Entries from a page text collection:
----
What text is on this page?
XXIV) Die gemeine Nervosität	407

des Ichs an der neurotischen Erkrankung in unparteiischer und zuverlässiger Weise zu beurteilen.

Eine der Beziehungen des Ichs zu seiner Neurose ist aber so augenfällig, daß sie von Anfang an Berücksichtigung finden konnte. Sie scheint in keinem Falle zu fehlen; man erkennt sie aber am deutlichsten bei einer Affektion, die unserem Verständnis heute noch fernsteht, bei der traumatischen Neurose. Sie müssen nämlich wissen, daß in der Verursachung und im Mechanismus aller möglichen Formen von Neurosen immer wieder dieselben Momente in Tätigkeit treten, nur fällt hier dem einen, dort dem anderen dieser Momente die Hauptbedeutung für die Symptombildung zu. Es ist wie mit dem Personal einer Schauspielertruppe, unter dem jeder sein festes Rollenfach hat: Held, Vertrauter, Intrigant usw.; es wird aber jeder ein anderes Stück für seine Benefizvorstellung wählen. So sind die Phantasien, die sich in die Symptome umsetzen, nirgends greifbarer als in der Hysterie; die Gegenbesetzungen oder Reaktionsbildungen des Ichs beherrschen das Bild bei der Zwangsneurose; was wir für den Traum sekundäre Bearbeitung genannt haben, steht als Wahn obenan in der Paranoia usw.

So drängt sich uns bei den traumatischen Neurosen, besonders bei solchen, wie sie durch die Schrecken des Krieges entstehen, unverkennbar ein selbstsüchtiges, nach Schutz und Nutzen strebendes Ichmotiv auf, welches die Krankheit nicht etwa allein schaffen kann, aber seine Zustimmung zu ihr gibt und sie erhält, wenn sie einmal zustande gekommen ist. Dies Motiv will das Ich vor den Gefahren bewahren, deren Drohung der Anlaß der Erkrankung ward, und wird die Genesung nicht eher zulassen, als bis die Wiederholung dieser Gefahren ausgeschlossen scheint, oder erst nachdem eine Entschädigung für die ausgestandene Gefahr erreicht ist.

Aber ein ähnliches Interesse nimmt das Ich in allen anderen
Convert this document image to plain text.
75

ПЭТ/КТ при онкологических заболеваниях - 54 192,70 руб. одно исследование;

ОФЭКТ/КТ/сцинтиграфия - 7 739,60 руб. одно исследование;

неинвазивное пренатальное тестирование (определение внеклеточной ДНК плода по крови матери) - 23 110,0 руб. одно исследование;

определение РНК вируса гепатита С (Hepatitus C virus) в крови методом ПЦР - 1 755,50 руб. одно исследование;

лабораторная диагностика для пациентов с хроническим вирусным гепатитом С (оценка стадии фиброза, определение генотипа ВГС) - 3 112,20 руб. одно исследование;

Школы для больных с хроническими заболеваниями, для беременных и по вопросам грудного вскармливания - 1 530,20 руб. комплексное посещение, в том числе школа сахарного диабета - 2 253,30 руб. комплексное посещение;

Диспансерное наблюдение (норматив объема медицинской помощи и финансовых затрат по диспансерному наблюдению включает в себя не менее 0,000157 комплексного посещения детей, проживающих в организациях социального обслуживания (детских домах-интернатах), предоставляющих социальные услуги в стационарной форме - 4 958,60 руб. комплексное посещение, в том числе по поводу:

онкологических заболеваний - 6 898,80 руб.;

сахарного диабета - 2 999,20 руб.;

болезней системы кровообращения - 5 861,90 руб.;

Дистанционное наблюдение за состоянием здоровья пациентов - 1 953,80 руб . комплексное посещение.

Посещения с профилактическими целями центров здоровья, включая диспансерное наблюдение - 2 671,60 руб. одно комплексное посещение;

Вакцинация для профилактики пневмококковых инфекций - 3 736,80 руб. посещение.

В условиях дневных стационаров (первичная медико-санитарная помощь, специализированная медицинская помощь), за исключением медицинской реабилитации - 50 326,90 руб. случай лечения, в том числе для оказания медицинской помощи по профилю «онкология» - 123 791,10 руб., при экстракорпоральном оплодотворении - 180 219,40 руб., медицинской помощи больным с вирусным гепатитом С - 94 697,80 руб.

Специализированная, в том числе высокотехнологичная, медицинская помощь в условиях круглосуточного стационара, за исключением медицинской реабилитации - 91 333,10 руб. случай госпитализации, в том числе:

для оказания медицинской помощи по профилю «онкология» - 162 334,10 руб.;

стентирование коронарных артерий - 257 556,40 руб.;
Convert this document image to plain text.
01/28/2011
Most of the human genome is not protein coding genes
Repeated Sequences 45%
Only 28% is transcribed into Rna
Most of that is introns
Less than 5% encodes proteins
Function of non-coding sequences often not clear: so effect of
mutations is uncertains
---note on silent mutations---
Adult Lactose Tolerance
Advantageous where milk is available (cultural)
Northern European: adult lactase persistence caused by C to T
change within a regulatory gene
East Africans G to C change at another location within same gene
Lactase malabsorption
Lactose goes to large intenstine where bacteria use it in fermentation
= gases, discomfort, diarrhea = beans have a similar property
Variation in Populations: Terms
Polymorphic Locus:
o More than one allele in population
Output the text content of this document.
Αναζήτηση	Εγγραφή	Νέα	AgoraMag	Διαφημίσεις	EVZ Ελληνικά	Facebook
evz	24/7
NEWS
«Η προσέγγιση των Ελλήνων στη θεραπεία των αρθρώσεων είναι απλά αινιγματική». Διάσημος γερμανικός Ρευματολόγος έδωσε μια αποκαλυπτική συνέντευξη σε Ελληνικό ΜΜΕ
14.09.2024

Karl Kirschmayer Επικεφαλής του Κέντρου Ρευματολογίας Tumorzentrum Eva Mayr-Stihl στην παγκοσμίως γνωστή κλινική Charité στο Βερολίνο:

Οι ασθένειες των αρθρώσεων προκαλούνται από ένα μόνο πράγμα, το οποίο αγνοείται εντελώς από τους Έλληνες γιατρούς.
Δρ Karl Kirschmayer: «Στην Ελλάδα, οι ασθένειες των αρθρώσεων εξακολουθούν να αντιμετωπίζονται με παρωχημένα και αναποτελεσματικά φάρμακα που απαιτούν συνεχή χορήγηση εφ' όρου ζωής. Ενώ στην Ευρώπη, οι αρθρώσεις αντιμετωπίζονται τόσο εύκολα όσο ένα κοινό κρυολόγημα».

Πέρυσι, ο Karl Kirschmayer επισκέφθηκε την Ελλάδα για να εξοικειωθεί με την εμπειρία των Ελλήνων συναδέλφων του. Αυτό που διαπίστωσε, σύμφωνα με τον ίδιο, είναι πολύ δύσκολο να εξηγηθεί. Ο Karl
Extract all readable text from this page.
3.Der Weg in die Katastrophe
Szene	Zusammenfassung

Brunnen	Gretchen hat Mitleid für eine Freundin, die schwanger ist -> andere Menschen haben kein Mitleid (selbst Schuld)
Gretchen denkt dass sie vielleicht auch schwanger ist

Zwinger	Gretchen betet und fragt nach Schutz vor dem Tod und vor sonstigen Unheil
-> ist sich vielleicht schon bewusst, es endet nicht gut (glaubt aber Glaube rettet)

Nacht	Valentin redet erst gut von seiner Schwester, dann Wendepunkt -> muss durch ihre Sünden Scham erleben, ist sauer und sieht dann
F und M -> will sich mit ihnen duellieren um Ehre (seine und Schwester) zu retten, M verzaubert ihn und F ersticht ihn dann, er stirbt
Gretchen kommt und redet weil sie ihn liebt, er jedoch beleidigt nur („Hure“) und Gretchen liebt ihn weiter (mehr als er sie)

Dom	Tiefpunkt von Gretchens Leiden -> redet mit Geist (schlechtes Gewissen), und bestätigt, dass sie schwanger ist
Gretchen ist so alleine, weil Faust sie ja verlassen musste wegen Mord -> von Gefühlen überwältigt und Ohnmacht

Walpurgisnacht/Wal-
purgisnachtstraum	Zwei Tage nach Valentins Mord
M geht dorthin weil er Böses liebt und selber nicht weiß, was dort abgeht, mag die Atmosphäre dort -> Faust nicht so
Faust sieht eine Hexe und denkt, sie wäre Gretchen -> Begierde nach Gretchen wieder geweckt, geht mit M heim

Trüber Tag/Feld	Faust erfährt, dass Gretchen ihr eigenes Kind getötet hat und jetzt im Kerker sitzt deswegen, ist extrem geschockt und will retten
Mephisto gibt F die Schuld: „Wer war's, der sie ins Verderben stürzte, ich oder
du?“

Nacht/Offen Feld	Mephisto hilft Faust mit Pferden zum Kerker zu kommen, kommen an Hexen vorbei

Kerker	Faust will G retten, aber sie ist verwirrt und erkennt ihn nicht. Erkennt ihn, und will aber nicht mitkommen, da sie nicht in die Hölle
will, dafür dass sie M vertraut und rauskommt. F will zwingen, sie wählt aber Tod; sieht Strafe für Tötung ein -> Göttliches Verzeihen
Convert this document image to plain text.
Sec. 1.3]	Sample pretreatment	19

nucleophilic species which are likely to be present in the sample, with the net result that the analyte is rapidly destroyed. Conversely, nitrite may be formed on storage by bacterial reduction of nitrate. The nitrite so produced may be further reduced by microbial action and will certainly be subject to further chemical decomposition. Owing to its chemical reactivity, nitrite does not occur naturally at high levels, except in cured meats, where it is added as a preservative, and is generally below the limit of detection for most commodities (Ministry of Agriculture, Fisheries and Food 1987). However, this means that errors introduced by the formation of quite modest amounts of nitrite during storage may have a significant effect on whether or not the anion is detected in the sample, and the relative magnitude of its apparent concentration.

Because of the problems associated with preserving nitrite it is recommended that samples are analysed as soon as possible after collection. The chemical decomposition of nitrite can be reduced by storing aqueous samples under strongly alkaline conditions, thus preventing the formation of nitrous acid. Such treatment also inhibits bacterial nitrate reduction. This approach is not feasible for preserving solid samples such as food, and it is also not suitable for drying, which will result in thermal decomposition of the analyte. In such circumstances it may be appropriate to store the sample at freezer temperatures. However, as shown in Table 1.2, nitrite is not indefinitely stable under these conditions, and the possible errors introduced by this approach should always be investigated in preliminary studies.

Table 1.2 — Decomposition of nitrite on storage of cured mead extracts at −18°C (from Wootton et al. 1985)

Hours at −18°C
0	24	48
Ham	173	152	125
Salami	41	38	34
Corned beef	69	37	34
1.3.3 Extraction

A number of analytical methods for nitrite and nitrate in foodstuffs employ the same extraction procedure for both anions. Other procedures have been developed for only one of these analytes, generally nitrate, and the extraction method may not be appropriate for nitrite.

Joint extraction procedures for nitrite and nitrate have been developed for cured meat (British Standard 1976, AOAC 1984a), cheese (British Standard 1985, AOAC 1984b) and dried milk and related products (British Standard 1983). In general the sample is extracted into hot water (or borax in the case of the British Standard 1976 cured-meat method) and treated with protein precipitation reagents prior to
----
» Task to carry out: Every line above that carries the string "сахарного" should be copied.

» Output for this exercise:
Школы для больных с хроническими заболеваниями, для беременных и по вопросам грудного вскармливания - 1 530,20 руб. комплексное посещение, в том числе школа сахарного диабета - 2 253,30 руб. комплексное посещение;
сахарного диабета - 2 999,20 руб.;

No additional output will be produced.